WRITTEN TASK:
The lines to extract begin at the one containing "Serialize everything readable" and run to the end of the listing; set them down exactly and alone.

GIVEN INFORMATION:
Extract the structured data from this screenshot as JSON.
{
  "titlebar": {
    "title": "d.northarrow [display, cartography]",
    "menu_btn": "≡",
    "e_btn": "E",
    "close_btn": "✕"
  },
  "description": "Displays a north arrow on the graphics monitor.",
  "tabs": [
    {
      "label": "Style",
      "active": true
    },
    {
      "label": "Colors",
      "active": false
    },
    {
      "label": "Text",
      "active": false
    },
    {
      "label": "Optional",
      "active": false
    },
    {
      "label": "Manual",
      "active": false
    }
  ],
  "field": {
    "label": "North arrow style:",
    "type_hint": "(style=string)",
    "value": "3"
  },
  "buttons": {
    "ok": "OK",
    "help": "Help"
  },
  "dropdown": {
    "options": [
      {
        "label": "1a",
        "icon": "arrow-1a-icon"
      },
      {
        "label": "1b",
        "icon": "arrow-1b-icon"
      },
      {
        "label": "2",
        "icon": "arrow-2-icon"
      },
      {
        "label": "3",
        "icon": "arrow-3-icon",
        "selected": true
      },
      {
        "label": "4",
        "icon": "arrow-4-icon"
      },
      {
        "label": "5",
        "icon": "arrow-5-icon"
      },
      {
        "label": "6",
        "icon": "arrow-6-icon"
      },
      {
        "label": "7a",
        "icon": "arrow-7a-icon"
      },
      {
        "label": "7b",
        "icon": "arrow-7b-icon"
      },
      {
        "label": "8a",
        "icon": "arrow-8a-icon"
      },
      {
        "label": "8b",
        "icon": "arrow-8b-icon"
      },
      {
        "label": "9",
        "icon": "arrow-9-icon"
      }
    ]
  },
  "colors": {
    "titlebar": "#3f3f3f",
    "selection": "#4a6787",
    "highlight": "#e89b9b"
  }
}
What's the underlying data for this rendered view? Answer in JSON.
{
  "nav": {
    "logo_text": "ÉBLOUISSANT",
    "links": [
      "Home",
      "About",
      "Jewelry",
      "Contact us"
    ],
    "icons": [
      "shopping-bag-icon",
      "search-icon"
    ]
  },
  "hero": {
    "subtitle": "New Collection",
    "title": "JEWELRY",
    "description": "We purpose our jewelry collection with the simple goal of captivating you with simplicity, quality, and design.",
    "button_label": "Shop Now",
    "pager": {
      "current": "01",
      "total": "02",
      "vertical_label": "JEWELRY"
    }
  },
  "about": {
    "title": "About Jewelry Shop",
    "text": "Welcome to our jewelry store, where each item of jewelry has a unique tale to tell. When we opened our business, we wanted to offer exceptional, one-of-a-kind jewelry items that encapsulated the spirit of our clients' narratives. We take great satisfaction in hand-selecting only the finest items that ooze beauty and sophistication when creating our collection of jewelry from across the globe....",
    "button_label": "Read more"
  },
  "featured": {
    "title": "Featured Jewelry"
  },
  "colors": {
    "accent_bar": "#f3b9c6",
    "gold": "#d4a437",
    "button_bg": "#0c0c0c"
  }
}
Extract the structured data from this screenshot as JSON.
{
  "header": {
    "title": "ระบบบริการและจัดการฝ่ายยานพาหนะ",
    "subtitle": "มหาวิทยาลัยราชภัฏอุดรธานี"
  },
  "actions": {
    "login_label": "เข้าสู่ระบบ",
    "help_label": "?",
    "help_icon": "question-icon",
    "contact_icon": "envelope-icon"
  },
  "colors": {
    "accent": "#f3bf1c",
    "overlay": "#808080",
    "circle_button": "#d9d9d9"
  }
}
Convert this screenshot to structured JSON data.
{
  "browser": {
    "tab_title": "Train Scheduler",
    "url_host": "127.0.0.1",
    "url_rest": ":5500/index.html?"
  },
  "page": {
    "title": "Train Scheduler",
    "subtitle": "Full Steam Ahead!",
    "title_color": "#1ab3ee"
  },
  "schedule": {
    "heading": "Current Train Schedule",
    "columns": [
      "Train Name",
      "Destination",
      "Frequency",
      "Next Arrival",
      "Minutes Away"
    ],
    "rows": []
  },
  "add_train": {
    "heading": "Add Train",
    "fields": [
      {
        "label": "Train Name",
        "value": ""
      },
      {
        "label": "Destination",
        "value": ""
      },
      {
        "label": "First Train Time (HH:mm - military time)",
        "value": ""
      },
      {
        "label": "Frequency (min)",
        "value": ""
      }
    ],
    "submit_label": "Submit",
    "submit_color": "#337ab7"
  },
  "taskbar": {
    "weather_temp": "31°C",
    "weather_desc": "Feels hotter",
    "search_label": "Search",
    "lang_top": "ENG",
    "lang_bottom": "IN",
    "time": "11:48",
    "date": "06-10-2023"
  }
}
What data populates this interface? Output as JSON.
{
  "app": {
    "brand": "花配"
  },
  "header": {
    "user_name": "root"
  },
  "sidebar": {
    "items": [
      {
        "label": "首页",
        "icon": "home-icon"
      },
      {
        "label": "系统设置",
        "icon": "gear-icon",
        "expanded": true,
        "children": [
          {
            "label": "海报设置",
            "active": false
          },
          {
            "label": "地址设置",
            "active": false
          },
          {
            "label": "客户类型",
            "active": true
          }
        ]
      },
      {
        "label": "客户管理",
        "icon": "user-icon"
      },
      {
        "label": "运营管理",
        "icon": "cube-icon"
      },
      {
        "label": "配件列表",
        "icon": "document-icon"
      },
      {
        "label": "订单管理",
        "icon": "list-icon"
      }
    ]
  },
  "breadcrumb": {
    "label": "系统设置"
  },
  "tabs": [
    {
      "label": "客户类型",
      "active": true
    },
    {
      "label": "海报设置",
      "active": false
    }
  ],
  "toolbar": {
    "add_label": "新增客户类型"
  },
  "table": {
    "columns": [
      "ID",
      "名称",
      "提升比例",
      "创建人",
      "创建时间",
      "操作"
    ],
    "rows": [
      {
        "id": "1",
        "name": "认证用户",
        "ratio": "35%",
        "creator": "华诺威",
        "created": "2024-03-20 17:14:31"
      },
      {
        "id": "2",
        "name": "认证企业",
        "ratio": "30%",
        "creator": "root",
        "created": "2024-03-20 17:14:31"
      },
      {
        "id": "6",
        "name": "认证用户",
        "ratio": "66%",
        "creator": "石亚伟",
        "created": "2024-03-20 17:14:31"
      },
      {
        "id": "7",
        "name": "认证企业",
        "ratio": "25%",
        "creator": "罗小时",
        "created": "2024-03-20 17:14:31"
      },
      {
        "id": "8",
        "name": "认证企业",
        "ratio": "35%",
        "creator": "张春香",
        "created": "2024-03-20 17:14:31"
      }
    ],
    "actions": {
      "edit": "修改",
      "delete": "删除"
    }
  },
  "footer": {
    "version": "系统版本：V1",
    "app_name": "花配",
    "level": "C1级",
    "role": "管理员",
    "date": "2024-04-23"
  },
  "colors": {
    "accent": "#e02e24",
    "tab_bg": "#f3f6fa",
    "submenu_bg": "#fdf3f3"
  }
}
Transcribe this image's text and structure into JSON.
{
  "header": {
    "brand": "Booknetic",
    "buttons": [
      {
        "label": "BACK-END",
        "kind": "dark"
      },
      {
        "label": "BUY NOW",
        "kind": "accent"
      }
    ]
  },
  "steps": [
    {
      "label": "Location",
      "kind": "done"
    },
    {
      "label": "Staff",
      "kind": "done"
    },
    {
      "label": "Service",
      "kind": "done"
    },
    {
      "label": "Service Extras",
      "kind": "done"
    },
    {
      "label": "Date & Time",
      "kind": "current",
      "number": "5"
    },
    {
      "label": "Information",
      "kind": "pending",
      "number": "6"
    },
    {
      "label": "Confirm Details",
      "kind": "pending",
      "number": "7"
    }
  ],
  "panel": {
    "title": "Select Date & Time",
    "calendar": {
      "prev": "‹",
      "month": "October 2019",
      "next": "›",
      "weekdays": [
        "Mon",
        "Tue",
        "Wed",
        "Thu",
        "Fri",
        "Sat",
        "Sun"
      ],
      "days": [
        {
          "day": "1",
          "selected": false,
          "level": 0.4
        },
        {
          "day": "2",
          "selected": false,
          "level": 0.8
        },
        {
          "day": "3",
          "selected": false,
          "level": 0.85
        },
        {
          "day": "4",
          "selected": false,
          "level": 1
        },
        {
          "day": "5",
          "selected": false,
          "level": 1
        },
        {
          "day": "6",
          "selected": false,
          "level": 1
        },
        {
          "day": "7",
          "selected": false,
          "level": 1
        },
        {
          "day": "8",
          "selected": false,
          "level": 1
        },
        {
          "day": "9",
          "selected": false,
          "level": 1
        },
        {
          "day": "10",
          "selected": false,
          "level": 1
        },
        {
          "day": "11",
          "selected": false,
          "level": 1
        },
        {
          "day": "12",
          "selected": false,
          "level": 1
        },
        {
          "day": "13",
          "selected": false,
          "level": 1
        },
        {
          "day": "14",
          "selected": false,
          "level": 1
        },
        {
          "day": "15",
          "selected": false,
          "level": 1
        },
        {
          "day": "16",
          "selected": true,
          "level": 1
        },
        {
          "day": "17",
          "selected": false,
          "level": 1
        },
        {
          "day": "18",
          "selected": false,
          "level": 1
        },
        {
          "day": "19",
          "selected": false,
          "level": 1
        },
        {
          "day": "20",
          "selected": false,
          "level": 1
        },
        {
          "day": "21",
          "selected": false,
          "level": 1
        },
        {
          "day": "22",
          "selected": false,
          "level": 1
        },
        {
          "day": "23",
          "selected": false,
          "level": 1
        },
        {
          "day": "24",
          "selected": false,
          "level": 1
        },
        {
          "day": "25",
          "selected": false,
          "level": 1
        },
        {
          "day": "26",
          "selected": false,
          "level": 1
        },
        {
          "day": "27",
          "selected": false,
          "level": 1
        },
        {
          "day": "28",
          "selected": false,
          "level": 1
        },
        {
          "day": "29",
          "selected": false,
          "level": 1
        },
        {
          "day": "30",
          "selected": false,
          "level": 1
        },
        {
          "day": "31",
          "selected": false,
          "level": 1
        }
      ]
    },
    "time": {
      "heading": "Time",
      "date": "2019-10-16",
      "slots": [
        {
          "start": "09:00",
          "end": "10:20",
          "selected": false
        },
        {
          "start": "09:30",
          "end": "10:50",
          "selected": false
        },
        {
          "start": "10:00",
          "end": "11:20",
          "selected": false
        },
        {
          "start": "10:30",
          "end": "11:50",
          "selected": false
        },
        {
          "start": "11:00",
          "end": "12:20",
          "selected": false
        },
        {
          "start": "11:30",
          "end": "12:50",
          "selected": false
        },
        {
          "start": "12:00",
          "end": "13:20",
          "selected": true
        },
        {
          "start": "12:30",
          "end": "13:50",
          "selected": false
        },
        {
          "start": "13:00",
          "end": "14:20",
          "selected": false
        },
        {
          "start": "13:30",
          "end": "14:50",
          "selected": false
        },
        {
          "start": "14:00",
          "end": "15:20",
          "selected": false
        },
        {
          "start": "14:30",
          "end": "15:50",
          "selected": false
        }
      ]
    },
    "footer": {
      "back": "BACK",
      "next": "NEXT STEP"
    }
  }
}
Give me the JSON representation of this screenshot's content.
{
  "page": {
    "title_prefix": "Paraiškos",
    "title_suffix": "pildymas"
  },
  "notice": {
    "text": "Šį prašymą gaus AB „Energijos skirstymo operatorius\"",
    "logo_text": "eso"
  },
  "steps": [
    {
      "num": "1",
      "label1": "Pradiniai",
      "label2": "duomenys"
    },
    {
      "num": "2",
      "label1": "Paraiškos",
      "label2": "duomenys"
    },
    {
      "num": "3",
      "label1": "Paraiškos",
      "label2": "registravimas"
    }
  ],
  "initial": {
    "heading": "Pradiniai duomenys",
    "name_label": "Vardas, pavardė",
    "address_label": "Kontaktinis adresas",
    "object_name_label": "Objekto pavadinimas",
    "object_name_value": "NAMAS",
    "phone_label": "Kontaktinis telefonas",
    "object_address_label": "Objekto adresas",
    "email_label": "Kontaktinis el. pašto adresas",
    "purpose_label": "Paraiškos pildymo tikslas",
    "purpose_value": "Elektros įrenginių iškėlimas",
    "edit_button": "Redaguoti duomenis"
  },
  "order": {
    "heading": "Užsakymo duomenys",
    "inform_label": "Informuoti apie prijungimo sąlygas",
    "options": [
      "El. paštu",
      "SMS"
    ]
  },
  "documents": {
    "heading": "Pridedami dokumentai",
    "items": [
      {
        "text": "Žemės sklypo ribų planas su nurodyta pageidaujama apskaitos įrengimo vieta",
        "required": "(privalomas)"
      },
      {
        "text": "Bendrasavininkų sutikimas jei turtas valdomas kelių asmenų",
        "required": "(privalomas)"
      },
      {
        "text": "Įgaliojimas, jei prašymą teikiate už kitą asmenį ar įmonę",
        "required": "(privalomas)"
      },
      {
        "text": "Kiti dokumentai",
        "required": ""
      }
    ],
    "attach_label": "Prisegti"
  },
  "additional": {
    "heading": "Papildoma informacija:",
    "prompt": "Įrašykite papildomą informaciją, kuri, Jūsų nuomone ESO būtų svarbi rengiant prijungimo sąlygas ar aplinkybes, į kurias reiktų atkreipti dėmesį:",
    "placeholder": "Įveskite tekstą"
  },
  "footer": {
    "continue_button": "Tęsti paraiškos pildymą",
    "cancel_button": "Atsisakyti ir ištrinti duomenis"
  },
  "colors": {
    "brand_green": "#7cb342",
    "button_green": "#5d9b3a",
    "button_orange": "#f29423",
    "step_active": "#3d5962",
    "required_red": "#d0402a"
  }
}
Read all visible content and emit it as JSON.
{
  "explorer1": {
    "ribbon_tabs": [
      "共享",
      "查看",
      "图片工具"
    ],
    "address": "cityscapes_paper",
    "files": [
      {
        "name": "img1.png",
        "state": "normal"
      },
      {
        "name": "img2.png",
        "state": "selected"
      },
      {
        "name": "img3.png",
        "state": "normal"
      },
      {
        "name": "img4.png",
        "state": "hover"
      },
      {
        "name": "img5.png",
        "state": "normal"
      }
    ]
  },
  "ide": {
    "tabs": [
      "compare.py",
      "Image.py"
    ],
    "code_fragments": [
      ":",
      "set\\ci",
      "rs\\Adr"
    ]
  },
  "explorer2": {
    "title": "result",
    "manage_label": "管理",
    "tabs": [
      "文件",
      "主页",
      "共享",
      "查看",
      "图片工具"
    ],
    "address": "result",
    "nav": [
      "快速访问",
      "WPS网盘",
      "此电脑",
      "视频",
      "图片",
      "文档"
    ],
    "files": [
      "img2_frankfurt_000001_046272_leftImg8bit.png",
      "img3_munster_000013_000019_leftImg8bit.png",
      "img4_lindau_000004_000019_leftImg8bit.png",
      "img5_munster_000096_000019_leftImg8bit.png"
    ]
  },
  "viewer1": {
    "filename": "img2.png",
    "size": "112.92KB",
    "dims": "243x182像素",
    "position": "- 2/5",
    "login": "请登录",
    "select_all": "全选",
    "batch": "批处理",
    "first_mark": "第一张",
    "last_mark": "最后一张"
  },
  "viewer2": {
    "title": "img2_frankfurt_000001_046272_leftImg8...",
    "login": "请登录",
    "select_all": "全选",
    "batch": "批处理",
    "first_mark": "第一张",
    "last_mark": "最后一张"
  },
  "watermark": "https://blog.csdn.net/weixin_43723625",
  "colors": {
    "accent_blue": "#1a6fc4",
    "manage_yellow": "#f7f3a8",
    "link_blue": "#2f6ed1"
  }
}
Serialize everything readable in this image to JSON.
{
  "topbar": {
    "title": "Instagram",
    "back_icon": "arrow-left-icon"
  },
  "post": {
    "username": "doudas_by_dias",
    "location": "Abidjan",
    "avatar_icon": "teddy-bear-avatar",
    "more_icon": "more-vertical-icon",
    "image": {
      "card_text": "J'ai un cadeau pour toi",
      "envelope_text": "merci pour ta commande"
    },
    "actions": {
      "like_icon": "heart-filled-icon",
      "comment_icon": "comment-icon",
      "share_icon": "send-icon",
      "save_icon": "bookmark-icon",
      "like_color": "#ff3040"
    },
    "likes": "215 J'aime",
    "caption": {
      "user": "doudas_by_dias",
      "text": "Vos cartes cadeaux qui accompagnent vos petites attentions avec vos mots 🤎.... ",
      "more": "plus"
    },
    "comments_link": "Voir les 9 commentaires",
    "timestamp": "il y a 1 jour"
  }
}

FINAL ANSWER:
Serialize everything readable in this image to JSON.
{
  "topbar": {
    "title": "Instagram",
    "back_icon": "arrow-left-icon"
  },
  "post": {
    "username": "doudas_by_dias",
    "location": "Abidjan",
    "avatar_icon": "teddy-bear-avatar",
    "more_icon": "more-vertical-icon",
    "image": {
      "card_text": "J'ai un cadeau pour toi",
      "envelope_text": "merci pour ta commande"
    },
    "actions": {
      "like_icon": "heart-filled-icon",
      "comment_icon": "comment-icon",
      "share_icon": "send-icon",
      "save_icon": "bookmark-icon",
      "like_color": "#ff3040"
    },
    "likes": "215 J'aime",
    "caption": {
      "user": "doudas_by_dias",
      "text": "Vos cartes cadeaux qui accompagnent vos petites attentions avec vos mots 🤎.... ",
      "more": "plus"
    },
    "comments_link": "Voir les 9 commentaires",
    "timestamp": "il y a 1 jour"
  }
}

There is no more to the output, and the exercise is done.